╭──

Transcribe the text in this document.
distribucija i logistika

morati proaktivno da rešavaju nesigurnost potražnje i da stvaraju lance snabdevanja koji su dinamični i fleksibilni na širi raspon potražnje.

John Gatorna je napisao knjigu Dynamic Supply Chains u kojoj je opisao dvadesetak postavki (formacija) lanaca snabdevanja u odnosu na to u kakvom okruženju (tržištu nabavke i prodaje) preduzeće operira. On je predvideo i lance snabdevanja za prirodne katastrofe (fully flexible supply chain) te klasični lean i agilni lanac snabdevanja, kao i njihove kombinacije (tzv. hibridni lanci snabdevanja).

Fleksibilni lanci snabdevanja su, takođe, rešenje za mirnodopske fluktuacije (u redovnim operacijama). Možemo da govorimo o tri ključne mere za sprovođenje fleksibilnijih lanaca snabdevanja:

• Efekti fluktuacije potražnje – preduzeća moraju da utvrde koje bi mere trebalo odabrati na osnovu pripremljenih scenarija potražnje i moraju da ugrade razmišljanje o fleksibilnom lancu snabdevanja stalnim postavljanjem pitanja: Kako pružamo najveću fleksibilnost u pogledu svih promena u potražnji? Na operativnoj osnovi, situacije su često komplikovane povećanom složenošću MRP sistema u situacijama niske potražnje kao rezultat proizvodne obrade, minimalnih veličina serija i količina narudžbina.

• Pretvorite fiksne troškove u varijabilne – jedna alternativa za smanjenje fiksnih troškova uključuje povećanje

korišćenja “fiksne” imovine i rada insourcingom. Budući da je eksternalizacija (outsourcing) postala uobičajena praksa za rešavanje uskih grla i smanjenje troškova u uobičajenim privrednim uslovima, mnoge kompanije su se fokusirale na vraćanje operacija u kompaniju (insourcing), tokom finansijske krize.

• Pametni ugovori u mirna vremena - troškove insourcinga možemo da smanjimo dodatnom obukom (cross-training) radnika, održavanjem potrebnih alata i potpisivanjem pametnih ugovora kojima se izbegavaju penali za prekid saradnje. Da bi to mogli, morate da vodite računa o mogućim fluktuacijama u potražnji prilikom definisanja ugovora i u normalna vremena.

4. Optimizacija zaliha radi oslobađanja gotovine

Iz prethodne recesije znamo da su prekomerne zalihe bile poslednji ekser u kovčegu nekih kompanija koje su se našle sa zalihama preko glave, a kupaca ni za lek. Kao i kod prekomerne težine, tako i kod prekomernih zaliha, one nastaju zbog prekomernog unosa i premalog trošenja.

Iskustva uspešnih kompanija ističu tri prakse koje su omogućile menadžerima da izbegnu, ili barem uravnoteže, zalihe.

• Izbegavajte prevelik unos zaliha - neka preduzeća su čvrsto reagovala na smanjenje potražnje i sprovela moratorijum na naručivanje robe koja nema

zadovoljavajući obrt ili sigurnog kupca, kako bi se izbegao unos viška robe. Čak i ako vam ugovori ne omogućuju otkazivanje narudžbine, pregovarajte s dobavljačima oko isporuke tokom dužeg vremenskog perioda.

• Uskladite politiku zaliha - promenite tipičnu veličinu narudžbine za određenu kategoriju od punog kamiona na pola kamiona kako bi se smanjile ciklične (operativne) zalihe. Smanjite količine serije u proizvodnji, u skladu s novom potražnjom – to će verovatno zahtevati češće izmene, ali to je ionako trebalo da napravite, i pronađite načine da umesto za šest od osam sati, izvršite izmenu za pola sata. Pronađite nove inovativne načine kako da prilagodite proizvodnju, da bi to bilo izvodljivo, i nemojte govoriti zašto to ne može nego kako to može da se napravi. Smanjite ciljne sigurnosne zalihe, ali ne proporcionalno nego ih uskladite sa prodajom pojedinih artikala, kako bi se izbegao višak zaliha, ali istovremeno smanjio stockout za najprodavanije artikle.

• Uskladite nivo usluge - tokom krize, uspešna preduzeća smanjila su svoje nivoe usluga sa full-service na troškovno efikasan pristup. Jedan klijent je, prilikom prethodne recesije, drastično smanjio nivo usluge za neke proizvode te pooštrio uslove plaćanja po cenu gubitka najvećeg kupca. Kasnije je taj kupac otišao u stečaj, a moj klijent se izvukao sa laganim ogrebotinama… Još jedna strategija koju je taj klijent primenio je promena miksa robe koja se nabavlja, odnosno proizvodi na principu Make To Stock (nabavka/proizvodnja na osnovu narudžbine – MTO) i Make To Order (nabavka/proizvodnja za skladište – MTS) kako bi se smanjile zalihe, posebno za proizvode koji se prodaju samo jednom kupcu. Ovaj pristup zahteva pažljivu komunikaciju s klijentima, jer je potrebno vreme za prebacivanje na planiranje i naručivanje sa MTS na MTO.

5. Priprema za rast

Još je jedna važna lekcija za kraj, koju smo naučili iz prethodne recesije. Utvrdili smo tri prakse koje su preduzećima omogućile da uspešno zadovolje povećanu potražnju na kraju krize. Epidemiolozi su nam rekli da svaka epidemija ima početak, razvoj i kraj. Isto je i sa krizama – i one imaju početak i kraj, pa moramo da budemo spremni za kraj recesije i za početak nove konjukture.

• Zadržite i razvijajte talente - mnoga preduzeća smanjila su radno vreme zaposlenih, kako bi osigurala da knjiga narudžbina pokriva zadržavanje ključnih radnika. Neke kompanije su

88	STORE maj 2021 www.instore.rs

╰──

● **CHALLENGE**
Print every entry exactly as written.

● **ANSWER FOR THIS EXERCISE**
Transcribe the text in this document.
distribucija i logistika

morati proaktivno da rešavaju nesigurnost potražnje i da stvaraju lance snabdevanja koji su dinamični i fleksibilni na širi raspon potražnje.

John Gatorna je napisao knjigu Dynamic Supply Chains u kojoj je opisao dvadesetak postavki (formacija) lanaca snabdevanja u odnosu na to u kakvom okruženju (tržištu nabavke i prodaje) preduzeće operira. On je predvideo i lance snabdevanja za prirodne katastrofe (fully flexible supply chain) te klasični lean i agilni lanac snabdevanja, kao i njihove kombinacije (tzv. hibridni lanci snabdevanja).

Fleksibilni lanci snabdevanja su, takođe, rešenje za mirnodopske fluktuacije (u redovnim operacijama). Možemo da govorimo o tri ključne mere za sprovođenje fleksibilnijih lanaca snabdevanja:

• Efekti fluktuacije potražnje – preduzeća moraju da utvrde koje bi mere trebalo odabrati na osnovu pripremljenih scenarija potražnje i moraju da ugrade razmišljanje o fleksibilnom lancu snabdevanja stalnim postavljanjem pitanja: Kako pružamo najveću fleksibilnost u pogledu svih promena u potražnji? Na operativnoj osnovi, situacije su često komplikovane povećanom složenošću MRP sistema u situacijama niske potražnje kao rezultat proizvodne obrade, minimalnih veličina serija i količina narudžbina.

• Pretvorite fiksne troškove u varijabilne – jedna alternativa za smanjenje fiksnih troškova uključuje povećanje

korišćenja “fiksne” imovine i rada insourcingom. Budući da je eksternalizacija (outsourcing) postala uobičajena praksa za rešavanje uskih grla i smanjenje troškova u uobičajenim privrednim uslovima, mnoge kompanije su se fokusirale na vraćanje operacija u kompaniju (insourcing), tokom finansijske krize.

• Pametni ugovori u mirna vremena - troškove insourcinga možemo da smanjimo dodatnom obukom (cross-training) radnika, održavanjem potrebnih alata i potpisivanjem pametnih ugovora kojima se izbegavaju penali za prekid saradnje. Da bi to mogli, morate da vodite računa o mogućim fluktuacijama u potražnji prilikom definisanja ugovora i u normalna vremena.

4. Optimizacija zaliha radi oslobađanja gotovine

Iz prethodne recesije znamo da su prekomerne zalihe bile poslednji ekser u kovčegu nekih kompanija koje su se našle sa zalihama preko glave, a kupaca ni za lek. Kao i kod prekomerne težine, tako i kod prekomernih zaliha, one nastaju zbog prekomernog unosa i premalog trošenja.

Iskustva uspešnih kompanija ističu tri prakse koje su omogućile menadžerima da izbegnu, ili barem uravnoteže, zalihe.

• Izbegavajte prevelik unos zaliha - neka preduzeća su čvrsto reagovala na smanjenje potražnje i sprovela moratorijum na naručivanje robe koja nema

zadovoljavajući obrt ili sigurnog kupca, kako bi se izbegao unos viška robe. Čak i ako vam ugovori ne omogućuju otkazivanje narudžbine, pregovarajte s dobavljačima oko isporuke tokom dužeg vremenskog perioda.

• Uskladite politiku zaliha - promenite tipičnu veličinu narudžbine za određenu kategoriju od punog kamiona na pola kamiona kako bi se smanjile ciklične (operativne) zalihe. Smanjite količine serije u proizvodnji, u skladu s novom potražnjom – to će verovatno zahtevati češće izmene, ali to je ionako trebalo da napravite, i pronađite načine da umesto za šest od osam sati, izvršite izmenu za pola sata. Pronađite nove inovativne načine kako da prilagodite proizvodnju, da bi to bilo izvodljivo, i nemojte govoriti zašto to ne može nego kako to može da se napravi. Smanjite ciljne sigurnosne zalihe, ali ne proporcionalno nego ih uskladite sa prodajom pojedinih artikala, kako bi se izbegao višak zaliha, ali istovremeno smanjio stockout za najprodavanije artikle.

• Uskladite nivo usluge - tokom krize, uspešna preduzeća smanjila su svoje nivoe usluga sa full-service na troškovno efikasan pristup. Jedan klijent je, prilikom prethodne recesije, drastično smanjio nivo usluge za neke proizvode te pooštrio uslove plaćanja po cenu gubitka najvećeg kupca. Kasnije je taj kupac otišao u stečaj, a moj klijent se izvukao sa laganim ogrebotinama… Još jedna strategija koju je taj klijent primenio je promena miksa robe koja se nabavlja, odnosno proizvodi na principu Make To Stock (nabavka/proizvodnja na osnovu narudžbine – MTO) i Make To Order (nabavka/proizvodnja za skladište – MTS) kako bi se smanjile zalihe, posebno za proizvode koji se prodaju samo jednom kupcu. Ovaj pristup zahteva pažljivu komunikaciju s klijentima, jer je potrebno vreme za prebacivanje na planiranje i naručivanje sa MTS na MTO.

5. Priprema za rast

Još je jedna važna lekcija za kraj, koju smo naučili iz prethodne recesije. Utvrdili smo tri prakse koje su preduzećima omogućile da uspešno zadovolje povećanu potražnju na kraju krize. Epidemiolozi su nam rekli da svaka epidemija ima početak, razvoj i kraj. Isto je i sa krizama – i one imaju početak i kraj, pa moramo da budemo spremni za kraj recesije i za početak nove konjukture.

• Zadržite i razvijajte talente - mnoga preduzeća smanjila su radno vreme zaposlenih, kako bi osigurala da knjiga narudžbina pokriva zadržavanje ključnih radnika. Neke kompanije su

88	STORE maj 2021 www.instore.rs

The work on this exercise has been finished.